**PROBLEM REQUIREMENTS:**
Copy nothing but the text: repeat each entry exactly and drop the images.

**RAW DATA:**
>>>>>

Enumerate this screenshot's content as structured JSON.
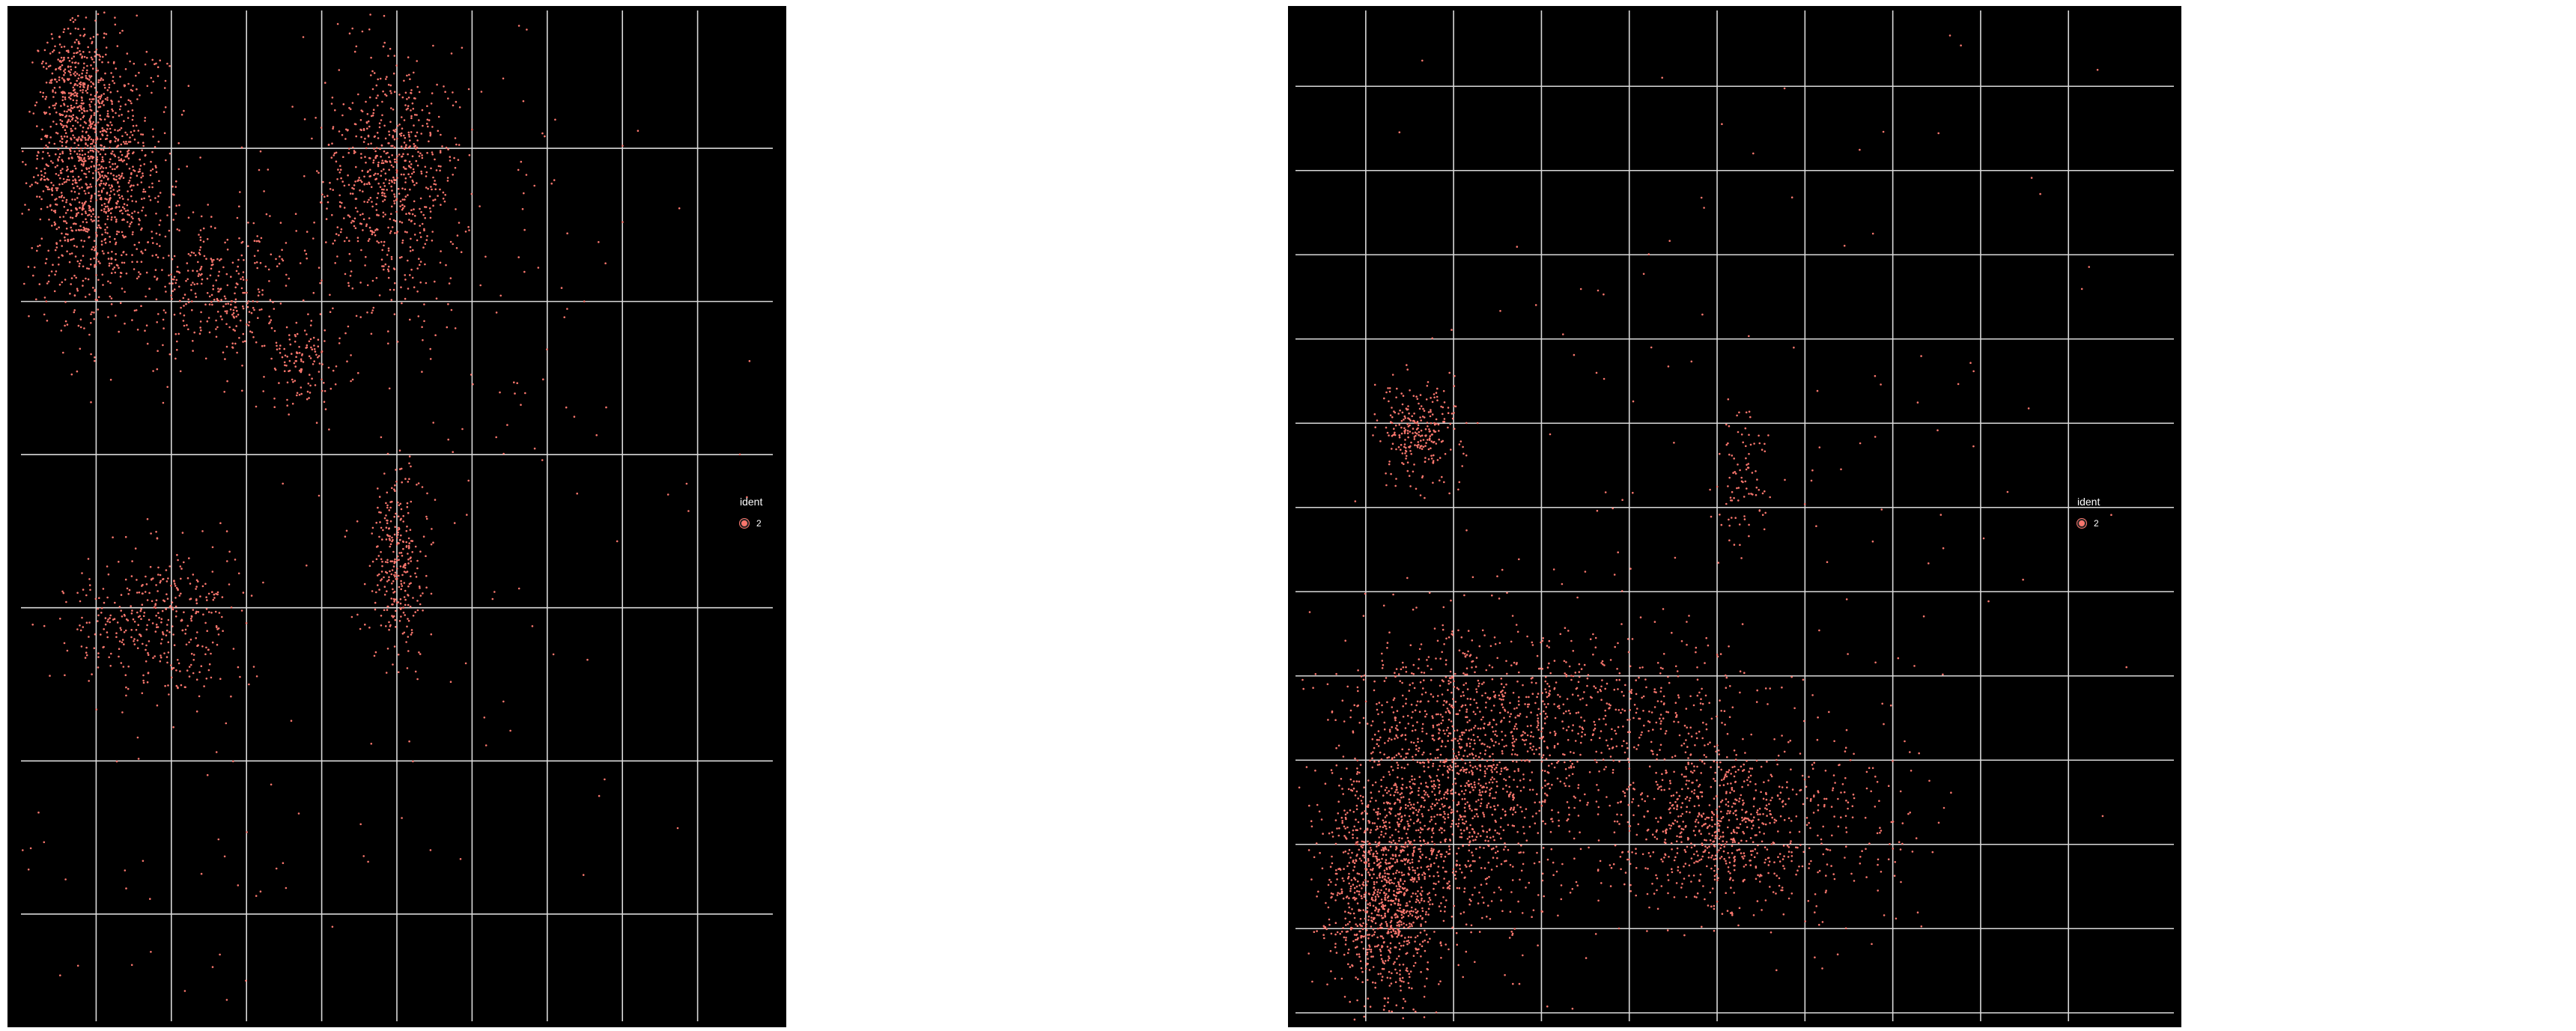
{
  "chart_data": [
    {
      "type": "scatter",
      "title": "",
      "xlabel": "",
      "ylabel": "",
      "grid": true,
      "legend_placement": "right",
      "legend": {
        "title": "ident",
        "entries": [
          {
            "label": "2",
            "color": "#f8766d"
          }
        ]
      },
      "xlim": [
        0,
        10
      ],
      "ylim": [
        0,
        6.6
      ],
      "x_gridlines": [
        1,
        2,
        3,
        4,
        5,
        6,
        7,
        8,
        9
      ],
      "y_gridlines": [
        0.7,
        1.7,
        2.7,
        3.7,
        4.7,
        5.7
      ],
      "clusters": [
        {
          "cx": 1.0,
          "cy": 5.5,
          "sx": 0.45,
          "sy": 0.45,
          "n": 1200
        },
        {
          "cx": 0.7,
          "cy": 6.1,
          "sx": 0.2,
          "sy": 0.2,
          "n": 250
        },
        {
          "cx": 2.6,
          "cy": 4.8,
          "sx": 0.6,
          "sy": 0.25,
          "n": 350
        },
        {
          "cx": 3.8,
          "cy": 4.3,
          "sx": 0.25,
          "sy": 0.15,
          "n": 120
        },
        {
          "cx": 4.9,
          "cy": 5.5,
          "sx": 0.45,
          "sy": 0.4,
          "n": 700
        },
        {
          "cx": 5.0,
          "cy": 3.0,
          "sx": 0.2,
          "sy": 0.3,
          "n": 300
        },
        {
          "cx": 1.8,
          "cy": 2.6,
          "sx": 0.55,
          "sy": 0.25,
          "n": 400
        },
        {
          "cx": 6.0,
          "cy": 4.5,
          "sx": 1.6,
          "sy": 1.3,
          "n": 140
        },
        {
          "cx": 2.5,
          "cy": 1.0,
          "sx": 2.2,
          "sy": 0.6,
          "n": 60
        }
      ]
    },
    {
      "type": "scatter",
      "title": "",
      "xlabel": "",
      "ylabel": "",
      "grid": true,
      "legend_placement": "right",
      "legend": {
        "title": "ident",
        "entries": [
          {
            "label": "2",
            "color": "#f8766d"
          }
        ]
      },
      "xlim": [
        0,
        10
      ],
      "ylim": [
        0,
        12
      ],
      "x_gridlines": [
        0.8,
        1.8,
        2.8,
        3.8,
        4.8,
        5.8,
        6.8,
        7.8,
        8.8
      ],
      "y_gridlines": [
        0.1,
        1.1,
        2.1,
        3.1,
        4.1,
        5.1,
        6.1,
        7.1,
        8.1,
        9.1,
        10.1,
        11.1
      ],
      "clusters": [
        {
          "cx": 1.0,
          "cy": 1.5,
          "sx": 0.3,
          "sy": 0.6,
          "n": 900
        },
        {
          "cx": 1.8,
          "cy": 2.8,
          "sx": 0.7,
          "sy": 0.9,
          "n": 1500
        },
        {
          "cx": 3.5,
          "cy": 3.6,
          "sx": 0.9,
          "sy": 0.5,
          "n": 500
        },
        {
          "cx": 4.7,
          "cy": 2.3,
          "sx": 0.5,
          "sy": 0.5,
          "n": 650
        },
        {
          "cx": 6.0,
          "cy": 2.4,
          "sx": 0.6,
          "sy": 0.6,
          "n": 220
        },
        {
          "cx": 1.4,
          "cy": 7.0,
          "sx": 0.25,
          "sy": 0.3,
          "n": 260
        },
        {
          "cx": 5.1,
          "cy": 6.5,
          "sx": 0.15,
          "sy": 0.4,
          "n": 90
        },
        {
          "cx": 5.0,
          "cy": 7.0,
          "sx": 2.5,
          "sy": 2.8,
          "n": 140
        }
      ]
    }
  ]
}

<<<<<

**CORRECT RESPONSE:**
Enumerate this screenshot's content as structured JSON.
{
  "chart_data": [
    {
      "type": "scatter",
      "title": "",
      "xlabel": "",
      "ylabel": "",
      "grid": true,
      "legend_placement": "right",
      "legend": {
        "title": "ident",
        "entries": [
          {
            "label": "2",
            "color": "#f8766d"
          }
        ]
      },
      "xlim": [
        0,
        10
      ],
      "ylim": [
        0,
        6.6
      ],
      "x_gridlines": [
        1,
        2,
        3,
        4,
        5,
        6,
        7,
        8,
        9
      ],
      "y_gridlines": [
        0.7,
        1.7,
        2.7,
        3.7,
        4.7,
        5.7
      ],
      "clusters": [
        {
          "cx": 1.0,
          "cy": 5.5,
          "sx": 0.45,
          "sy": 0.45,
          "n": 1200
        },
        {
          "cx": 0.7,
          "cy": 6.1,
          "sx": 0.2,
          "sy": 0.2,
          "n": 250
        },
        {
          "cx": 2.6,
          "cy": 4.8,
          "sx": 0.6,
          "sy": 0.25,
          "n": 350
        },
        {
          "cx": 3.8,
          "cy": 4.3,
          "sx": 0.25,
          "sy": 0.15,
          "n": 120
        },
        {
          "cx": 4.9,
          "cy": 5.5,
          "sx": 0.45,
          "sy": 0.4,
          "n": 700
        },
        {
          "cx": 5.0,
          "cy": 3.0,
          "sx": 0.2,
          "sy": 0.3,
          "n": 300
        },
        {
          "cx": 1.8,
          "cy": 2.6,
          "sx": 0.55,
          "sy": 0.25,
          "n": 400
        },
        {
          "cx": 6.0,
          "cy": 4.5,
          "sx": 1.6,
          "sy": 1.3,
          "n": 140
        },
        {
          "cx": 2.5,
          "cy": 1.0,
          "sx": 2.2,
          "sy": 0.6,
          "n": 60
        }
      ]
    },
    {
      "type": "scatter",
      "title": "",
      "xlabel": "",
      "ylabel": "",
      "grid": true,
      "legend_placement": "right",
      "legend": {
        "title": "ident",
        "entries": [
          {
            "label": "2",
            "color": "#f8766d"
          }
        ]
      },
      "xlim": [
        0,
        10
      ],
      "ylim": [
        0,
        12
      ],
      "x_gridlines": [
        0.8,
        1.8,
        2.8,
        3.8,
        4.8,
        5.8,
        6.8,
        7.8,
        8.8
      ],
      "y_gridlines": [
        0.1,
        1.1,
        2.1,
        3.1,
        4.1,
        5.1,
        6.1,
        7.1,
        8.1,
        9.1,
        10.1,
        11.1
      ],
      "clusters": [
        {
          "cx": 1.0,
          "cy": 1.5,
          "sx": 0.3,
          "sy": 0.6,
          "n": 900
        },
        {
          "cx": 1.8,
          "cy": 2.8,
          "sx": 0.7,
          "sy": 0.9,
          "n": 1500
        },
        {
          "cx": 3.5,
          "cy": 3.6,
          "sx": 0.9,
          "sy": 0.5,
          "n": 500
        },
        {
          "cx": 4.7,
          "cy": 2.3,
          "sx": 0.5,
          "sy": 0.5,
          "n": 650
        },
        {
          "cx": 6.0,
          "cy": 2.4,
          "sx": 0.6,
          "sy": 0.6,
          "n": 220
        },
        {
          "cx": 1.4,
          "cy": 7.0,
          "sx": 0.25,
          "sy": 0.3,
          "n": 260
        },
        {
          "cx": 5.1,
          "cy": 6.5,
          "sx": 0.15,
          "sy": 0.4,
          "n": 90
        },
        {
          "cx": 5.0,
          "cy": 7.0,
          "sx": 2.5,
          "sy": 2.8,
          "n": 140
        }
      ]
    }
  ]
}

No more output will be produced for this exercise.